*GIVEN REQUEST*. Collect every line in the entries below that contains the string "Average". Case counts.

************

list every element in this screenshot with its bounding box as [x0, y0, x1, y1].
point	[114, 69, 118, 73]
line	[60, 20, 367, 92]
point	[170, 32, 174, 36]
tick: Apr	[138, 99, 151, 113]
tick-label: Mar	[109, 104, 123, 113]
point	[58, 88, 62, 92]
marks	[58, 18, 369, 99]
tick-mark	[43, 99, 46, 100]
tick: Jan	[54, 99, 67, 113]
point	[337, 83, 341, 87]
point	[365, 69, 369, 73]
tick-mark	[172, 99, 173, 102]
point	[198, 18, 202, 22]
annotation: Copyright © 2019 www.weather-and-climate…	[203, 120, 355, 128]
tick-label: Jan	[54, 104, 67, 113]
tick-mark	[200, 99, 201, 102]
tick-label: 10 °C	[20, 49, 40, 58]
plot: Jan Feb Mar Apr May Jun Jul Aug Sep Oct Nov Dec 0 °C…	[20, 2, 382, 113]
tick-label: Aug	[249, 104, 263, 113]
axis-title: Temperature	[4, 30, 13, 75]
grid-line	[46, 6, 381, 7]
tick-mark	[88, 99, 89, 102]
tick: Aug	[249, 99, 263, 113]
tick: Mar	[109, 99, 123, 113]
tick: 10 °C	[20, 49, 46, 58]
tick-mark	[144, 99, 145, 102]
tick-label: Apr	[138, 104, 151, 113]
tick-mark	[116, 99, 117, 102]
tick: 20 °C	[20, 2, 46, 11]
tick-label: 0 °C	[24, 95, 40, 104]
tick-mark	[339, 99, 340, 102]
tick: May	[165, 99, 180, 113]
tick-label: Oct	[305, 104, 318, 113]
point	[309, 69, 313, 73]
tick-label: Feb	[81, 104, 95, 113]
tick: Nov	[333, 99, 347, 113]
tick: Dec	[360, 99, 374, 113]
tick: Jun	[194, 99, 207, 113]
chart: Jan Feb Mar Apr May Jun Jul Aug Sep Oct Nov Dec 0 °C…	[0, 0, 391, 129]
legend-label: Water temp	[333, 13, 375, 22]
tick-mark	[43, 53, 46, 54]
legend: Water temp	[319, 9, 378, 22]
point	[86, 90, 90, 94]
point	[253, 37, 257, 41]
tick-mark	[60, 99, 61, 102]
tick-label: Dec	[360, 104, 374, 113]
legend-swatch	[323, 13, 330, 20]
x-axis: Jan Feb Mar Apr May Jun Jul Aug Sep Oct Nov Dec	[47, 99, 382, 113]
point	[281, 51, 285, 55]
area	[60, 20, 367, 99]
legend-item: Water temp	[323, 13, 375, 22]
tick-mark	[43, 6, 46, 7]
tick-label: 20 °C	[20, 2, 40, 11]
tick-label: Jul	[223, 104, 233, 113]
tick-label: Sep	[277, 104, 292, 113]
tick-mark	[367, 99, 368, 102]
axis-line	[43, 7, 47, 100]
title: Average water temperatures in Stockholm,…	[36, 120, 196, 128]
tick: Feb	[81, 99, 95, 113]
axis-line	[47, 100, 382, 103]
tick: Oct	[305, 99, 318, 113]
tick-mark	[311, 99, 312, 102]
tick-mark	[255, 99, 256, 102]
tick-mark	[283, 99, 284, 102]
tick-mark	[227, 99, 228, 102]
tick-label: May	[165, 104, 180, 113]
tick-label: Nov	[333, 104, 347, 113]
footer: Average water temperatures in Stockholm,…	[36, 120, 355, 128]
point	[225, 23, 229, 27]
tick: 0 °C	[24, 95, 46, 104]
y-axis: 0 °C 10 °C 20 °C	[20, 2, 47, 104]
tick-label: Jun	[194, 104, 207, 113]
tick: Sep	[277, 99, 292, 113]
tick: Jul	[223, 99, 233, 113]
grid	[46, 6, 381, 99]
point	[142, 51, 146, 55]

************

*EXERCISE RESPONSE*.
title: Average water temperatures in Stockholm,…	[36, 120, 196, 128]
footer: Average water temperatures in Stockholm,…	[36, 120, 355, 128]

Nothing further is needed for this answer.